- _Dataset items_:

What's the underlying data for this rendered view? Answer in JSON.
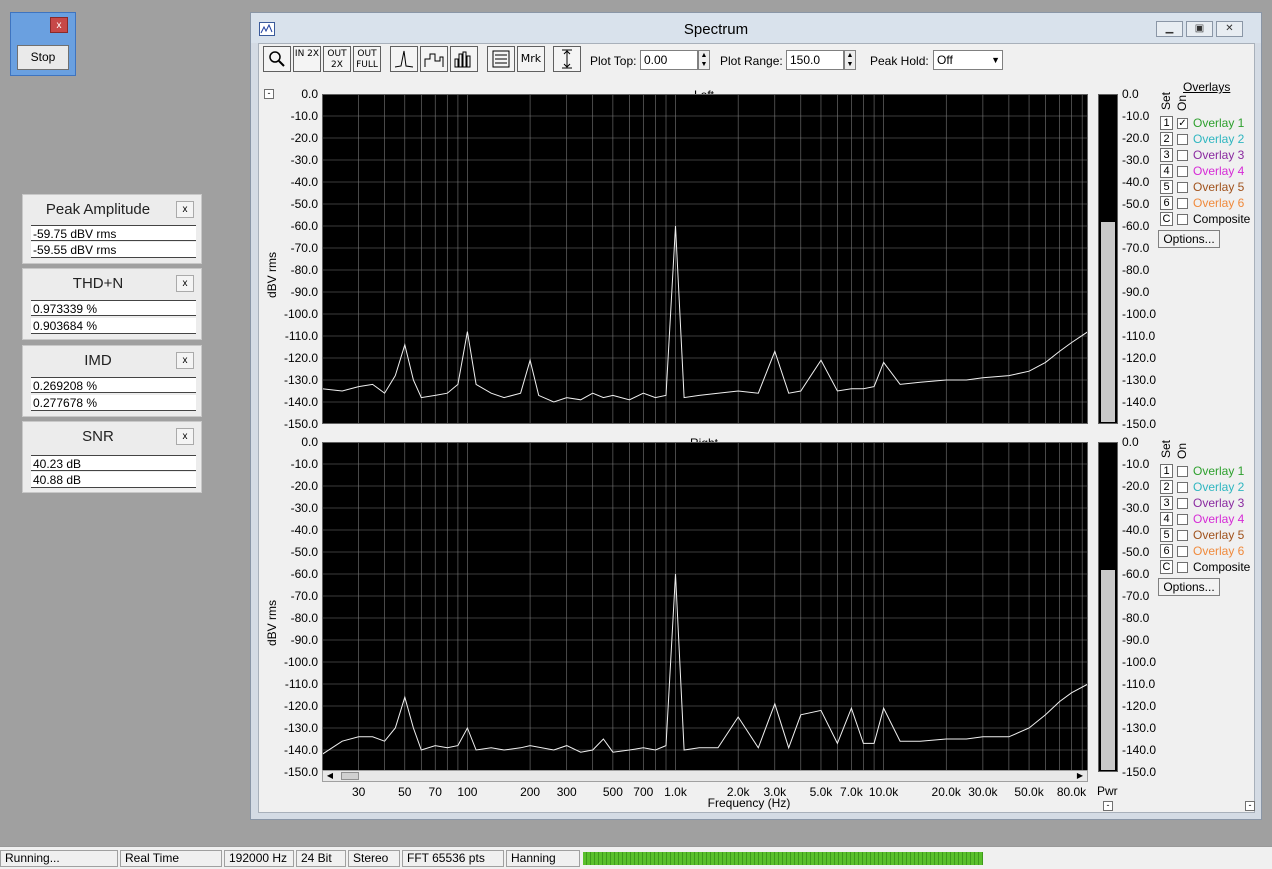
{
  "stop": {
    "label": "Stop",
    "close": "x"
  },
  "panels": [
    {
      "title": "Peak Amplitude",
      "v1": "-59.75 dBV rms",
      "v2": "-59.55 dBV rms"
    },
    {
      "title": "THD+N",
      "v1": "0.973339 %",
      "v2": "0.903684 %"
    },
    {
      "title": "IMD",
      "v1": "0.269208 %",
      "v2": "0.277678 %"
    },
    {
      "title": "SNR",
      "v1": "40.23 dB",
      "v2": "40.88 dB"
    }
  ],
  "window": {
    "title": "Spectrum"
  },
  "toolbar": {
    "zoom_in": "IN 2X",
    "zoom_out": "OUT 2X",
    "zoom_full": "OUT FULL",
    "marker": "Mrk",
    "plot_top_label": "Plot Top:",
    "plot_top_value": "0.00",
    "plot_range_label": "Plot Range:",
    "plot_range_value": "150.0",
    "peak_hold_label": "Peak Hold:",
    "peak_hold_value": "Off"
  },
  "plots": {
    "left_title": "Left",
    "right_title": "Right",
    "ylabel": "dBV rms",
    "xlabel": "Frequency (Hz)",
    "y_ticks": [
      "0.0",
      "-10.0",
      "-20.0",
      "-30.0",
      "-40.0",
      "-50.0",
      "-60.0",
      "-70.0",
      "-80.0",
      "-90.0",
      "-100.0",
      "-110.0",
      "-120.0",
      "-130.0",
      "-140.0",
      "-150.0"
    ],
    "x_ticks": [
      "30",
      "50",
      "70",
      "100",
      "200",
      "300",
      "500",
      "700",
      "1.0k",
      "2.0k",
      "3.0k",
      "5.0k",
      "7.0k",
      "10.0k",
      "20.0k",
      "30.0k",
      "50.0k",
      "80.0k"
    ],
    "pwr_label": "Pwr",
    "minus": "-"
  },
  "overlays": {
    "heading": "Overlays",
    "set": "Set",
    "on": "On",
    "options": "Options...",
    "items": [
      {
        "num": "1",
        "name": "Overlay 1",
        "color": "#2ea02e"
      },
      {
        "num": "2",
        "name": "Overlay 2",
        "color": "#2fb6c0"
      },
      {
        "num": "3",
        "name": "Overlay 3",
        "color": "#8a2aa0"
      },
      {
        "num": "4",
        "name": "Overlay 4",
        "color": "#d62ad6"
      },
      {
        "num": "5",
        "name": "Overlay 5",
        "color": "#a0521c"
      },
      {
        "num": "6",
        "name": "Overlay 6",
        "color": "#f08a3c"
      },
      {
        "num": "C",
        "name": "Composite",
        "color": "#000000"
      }
    ],
    "left_checked": "✓"
  },
  "chart_data": [
    {
      "type": "line",
      "title": "Left",
      "xlabel": "Frequency (Hz)",
      "ylabel": "dBV rms",
      "xscale": "log",
      "xlim": [
        20,
        96000
      ],
      "ylim": [
        -150,
        0
      ],
      "series": [
        {
          "points": [
            [
              20,
              -134
            ],
            [
              25,
              -135
            ],
            [
              30,
              -133
            ],
            [
              35,
              -132
            ],
            [
              40,
              -136
            ],
            [
              45,
              -128
            ],
            [
              50,
              -114
            ],
            [
              55,
              -130
            ],
            [
              60,
              -138
            ],
            [
              70,
              -137
            ],
            [
              80,
              -136
            ],
            [
              90,
              -132
            ],
            [
              100,
              -108
            ],
            [
              110,
              -132
            ],
            [
              130,
              -136
            ],
            [
              150,
              -138
            ],
            [
              180,
              -136
            ],
            [
              200,
              -121
            ],
            [
              220,
              -137
            ],
            [
              260,
              -140
            ],
            [
              300,
              -138
            ],
            [
              350,
              -139
            ],
            [
              400,
              -136
            ],
            [
              450,
              -138
            ],
            [
              500,
              -137
            ],
            [
              600,
              -139
            ],
            [
              700,
              -136
            ],
            [
              800,
              -138
            ],
            [
              900,
              -137
            ],
            [
              1000,
              -60
            ],
            [
              1100,
              -138
            ],
            [
              1300,
              -137
            ],
            [
              1600,
              -136
            ],
            [
              2000,
              -135
            ],
            [
              2500,
              -136
            ],
            [
              3000,
              -117
            ],
            [
              3500,
              -136
            ],
            [
              4000,
              -135
            ],
            [
              5000,
              -121
            ],
            [
              6000,
              -135
            ],
            [
              7000,
              -134
            ],
            [
              8000,
              -134
            ],
            [
              9000,
              -133
            ],
            [
              10000,
              -122
            ],
            [
              12000,
              -132
            ],
            [
              15000,
              -131
            ],
            [
              20000,
              -130
            ],
            [
              25000,
              -130
            ],
            [
              30000,
              -129
            ],
            [
              40000,
              -128
            ],
            [
              50000,
              -126
            ],
            [
              60000,
              -122
            ],
            [
              70000,
              -117
            ],
            [
              80000,
              -113
            ],
            [
              96000,
              -108
            ]
          ]
        }
      ]
    },
    {
      "type": "line",
      "title": "Right",
      "xlabel": "Frequency (Hz)",
      "ylabel": "dBV rms",
      "xscale": "log",
      "xlim": [
        20,
        96000
      ],
      "ylim": [
        -150,
        0
      ],
      "series": [
        {
          "points": [
            [
              20,
              -142
            ],
            [
              25,
              -136
            ],
            [
              30,
              -134
            ],
            [
              35,
              -134
            ],
            [
              40,
              -136
            ],
            [
              45,
              -130
            ],
            [
              50,
              -116
            ],
            [
              55,
              -130
            ],
            [
              60,
              -140
            ],
            [
              70,
              -138
            ],
            [
              80,
              -139
            ],
            [
              90,
              -138
            ],
            [
              100,
              -130
            ],
            [
              110,
              -140
            ],
            [
              130,
              -139
            ],
            [
              150,
              -140
            ],
            [
              180,
              -139
            ],
            [
              200,
              -138
            ],
            [
              260,
              -140
            ],
            [
              300,
              -138
            ],
            [
              350,
              -141
            ],
            [
              400,
              -140
            ],
            [
              450,
              -135
            ],
            [
              500,
              -141
            ],
            [
              600,
              -140
            ],
            [
              700,
              -139
            ],
            [
              800,
              -140
            ],
            [
              900,
              -138
            ],
            [
              1000,
              -60
            ],
            [
              1100,
              -140
            ],
            [
              1300,
              -139
            ],
            [
              1600,
              -139
            ],
            [
              2000,
              -125
            ],
            [
              2500,
              -139
            ],
            [
              3000,
              -119
            ],
            [
              3500,
              -139
            ],
            [
              4000,
              -124
            ],
            [
              5000,
              -122
            ],
            [
              6000,
              -137
            ],
            [
              7000,
              -121
            ],
            [
              8000,
              -137
            ],
            [
              9000,
              -137
            ],
            [
              10000,
              -121
            ],
            [
              12000,
              -136
            ],
            [
              15000,
              -136
            ],
            [
              20000,
              -135
            ],
            [
              25000,
              -135
            ],
            [
              30000,
              -134
            ],
            [
              40000,
              -134
            ],
            [
              50000,
              -130
            ],
            [
              60000,
              -124
            ],
            [
              70000,
              -118
            ],
            [
              80000,
              -114
            ],
            [
              96000,
              -110
            ]
          ]
        }
      ]
    }
  ],
  "status": {
    "state": "Running...",
    "mode": "Real Time",
    "rate": "192000 Hz",
    "bits": "24 Bit",
    "channels": "Stereo",
    "fft": "FFT 65536 pts",
    "window": "Hanning"
  },
  "meter": {
    "left_pwr_fraction": 0.61,
    "right_pwr_fraction": 0.61
  }
}
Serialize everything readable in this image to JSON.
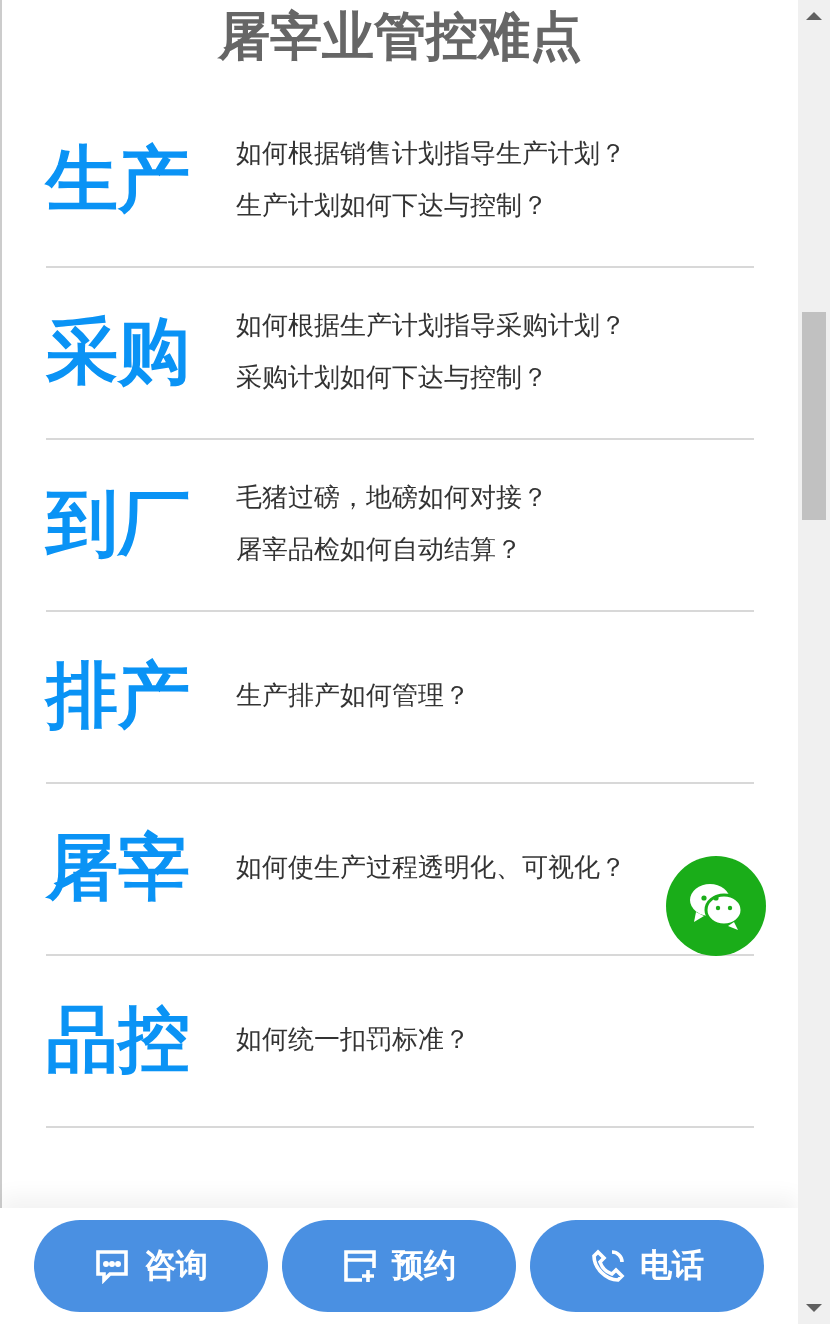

- _BRIEF_: Leave out the pictures and copy everything else in the records word for word.

- _TASK SOLUTION_:
What's the underlying data for this rendered view? Answer in JSON.
{
  "stop": {
    "label": "Stop",
    "close": "x"
  },
  "panels": [
    {
      "title": "Peak Amplitude",
      "v1": "-59.75 dBV rms",
      "v2": "-59.55 dBV rms"
    },
    {
      "title": "THD+N",
      "v1": "0.973339 %",
      "v2": "0.903684 %"
    },
    {
      "title": "IMD",
      "v1": "0.269208 %",
      "v2": "0.277678 %"
    },
    {
      "title": "SNR",
      "v1": "40.23 dB",
      "v2": "40.88 dB"
    }
  ],
  "window": {
    "title": "Spectrum"
  },
  "toolbar": {
    "zoom_in": "IN 2X",
    "zoom_out": "OUT 2X",
    "zoom_full": "OUT FULL",
    "marker": "Mrk",
    "plot_top_label": "Plot Top:",
    "plot_top_value": "0.00",
    "plot_range_label": "Plot Range:",
    "plot_range_value": "150.0",
    "peak_hold_label": "Peak Hold:",
    "peak_hold_value": "Off"
  },
  "plots": {
    "left_title": "Left",
    "right_title": "Right",
    "ylabel": "dBV rms",
    "xlabel": "Frequency (Hz)",
    "y_ticks": [
      "0.0",
      "-10.0",
      "-20.0",
      "-30.0",
      "-40.0",
      "-50.0",
      "-60.0",
      "-70.0",
      "-80.0",
      "-90.0",
      "-100.0",
      "-110.0",
      "-120.0",
      "-130.0",
      "-140.0",
      "-150.0"
    ],
    "x_ticks": [
      "30",
      "50",
      "70",
      "100",
      "200",
      "300",
      "500",
      "700",
      "1.0k",
      "2.0k",
      "3.0k",
      "5.0k",
      "7.0k",
      "10.0k",
      "20.0k",
      "30.0k",
      "50.0k",
      "80.0k"
    ],
    "pwr_label": "Pwr",
    "minus": "-"
  },
  "overlays": {
    "heading": "Overlays",
    "set": "Set",
    "on": "On",
    "options": "Options...",
    "items": [
      {
        "num": "1",
        "name": "Overlay 1",
        "color": "#2ea02e"
      },
      {
        "num": "2",
        "name": "Overlay 2",
        "color": "#2fb6c0"
      },
      {
        "num": "3",
        "name": "Overlay 3",
        "color": "#8a2aa0"
      },
      {
        "num": "4",
        "name": "Overlay 4",
        "color": "#d62ad6"
      },
      {
        "num": "5",
        "name": "Overlay 5",
        "color": "#a0521c"
      },
      {
        "num": "6",
        "name": "Overlay 6",
        "color": "#f08a3c"
      },
      {
        "num": "C",
        "name": "Composite",
        "color": "#000000"
      }
    ],
    "left_checked": "✓"
  },
  "chart_data": [
    {
      "type": "line",
      "title": "Left",
      "xlabel": "Frequency (Hz)",
      "ylabel": "dBV rms",
      "xscale": "log",
      "xlim": [
        20,
        96000
      ],
      "ylim": [
        -150,
        0
      ],
      "series": [
        {
          "points": [
            [
              20,
              -134
            ],
            [
              25,
              -135
            ],
            [
              30,
              -133
            ],
            [
              35,
              -132
            ],
            [
              40,
              -136
            ],
            [
              45,
              -128
            ],
            [
              50,
              -114
            ],
            [
              55,
              -130
            ],
            [
              60,
              -138
            ],
            [
              70,
              -137
            ],
            [
              80,
              -136
            ],
            [
              90,
              -132
            ],
            [
              100,
              -108
            ],
            [
              110,
              -132
            ],
            [
              130,
              -136
            ],
            [
              150,
              -138
            ],
            [
              180,
              -136
            ],
            [
              200,
              -121
            ],
            [
              220,
              -137
            ],
            [
              260,
              -140
            ],
            [
              300,
              -138
            ],
            [
              350,
              -139
            ],
            [
              400,
              -136
            ],
            [
              450,
              -138
            ],
            [
              500,
              -137
            ],
            [
              600,
              -139
            ],
            [
              700,
              -136
            ],
            [
              800,
              -138
            ],
            [
              900,
              -137
            ],
            [
              1000,
              -60
            ],
            [
              1100,
              -138
            ],
            [
              1300,
              -137
            ],
            [
              1600,
              -136
            ],
            [
              2000,
              -135
            ],
            [
              2500,
              -136
            ],
            [
              3000,
              -117
            ],
            [
              3500,
              -136
            ],
            [
              4000,
              -135
            ],
            [
              5000,
              -121
            ],
            [
              6000,
              -135
            ],
            [
              7000,
              -134
            ],
            [
              8000,
              -134
            ],
            [
              9000,
              -133
            ],
            [
              10000,
              -122
            ],
            [
              12000,
              -132
            ],
            [
              15000,
              -131
            ],
            [
              20000,
              -130
            ],
            [
              25000,
              -130
            ],
            [
              30000,
              -129
            ],
            [
              40000,
              -128
            ],
            [
              50000,
              -126
            ],
            [
              60000,
              -122
            ],
            [
              70000,
              -117
            ],
            [
              80000,
              -113
            ],
            [
              96000,
              -108
            ]
          ]
        }
      ]
    },
    {
      "type": "line",
      "title": "Right",
      "xlabel": "Frequency (Hz)",
      "ylabel": "dBV rms",
      "xscale": "log",
      "xlim": [
        20,
        96000
      ],
      "ylim": [
        -150,
        0
      ],
      "series": [
        {
          "points": [
            [
              20,
              -142
            ],
            [
              25,
              -136
            ],
            [
              30,
              -134
            ],
            [
              35,
              -134
            ],
            [
              40,
              -136
            ],
            [
              45,
              -130
            ],
            [
              50,
              -116
            ],
            [
              55,
              -130
            ],
            [
              60,
              -140
            ],
            [
              70,
              -138
            ],
            [
              80,
              -139
            ],
            [
              90,
              -138
            ],
            [
              100,
              -130
            ],
            [
              110,
              -140
            ],
            [
              130,
              -139
            ],
            [
              150,
              -140
            ],
            [
              180,
              -139
            ],
            [
              200,
              -138
            ],
            [
              260,
              -140
            ],
            [
              300,
              -138
            ],
            [
              350,
              -141
            ],
            [
              400,
              -140
            ],
            [
              450,
              -135
            ],
            [
              500,
              -141
            ],
            [
              600,
              -140
            ],
            [
              700,
              -139
            ],
            [
              800,
              -140
            ],
            [
              900,
              -138
            ],
            [
              1000,
              -60
            ],
            [
              1100,
              -140
            ],
            [
              1300,
              -139
            ],
            [
              1600,
              -139
            ],
            [
              2000,
              -125
            ],
            [
              2500,
              -139
            ],
            [
              3000,
              -119
            ],
            [
              3500,
              -139
            ],
            [
              4000,
              -124
            ],
            [
              5000,
              -122
            ],
            [
              6000,
              -137
            ],
            [
              7000,
              -121
            ],
            [
              8000,
              -137
            ],
            [
              9000,
              -137
            ],
            [
              10000,
              -121
            ],
            [
              12000,
              -136
            ],
            [
              15000,
              -136
            ],
            [
              20000,
              -135
            ],
            [
              25000,
              -135
            ],
            [
              30000,
              -134
            ],
            [
              40000,
              -134
            ],
            [
              50000,
              -130
            ],
            [
              60000,
              -124
            ],
            [
              70000,
              -118
            ],
            [
              80000,
              -114
            ],
            [
              96000,
              -110
            ]
          ]
        }
      ]
    }
  ],
  "status": {
    "state": "Running...",
    "mode": "Real Time",
    "rate": "192000 Hz",
    "bits": "24 Bit",
    "channels": "Stereo",
    "fft": "FFT 65536 pts",
    "window": "Hanning"
  },
  "meter": {
    "left_pwr_fraction": 0.61,
    "right_pwr_fraction": 0.61
  }
}
Serialize everything readable in this image to JSON.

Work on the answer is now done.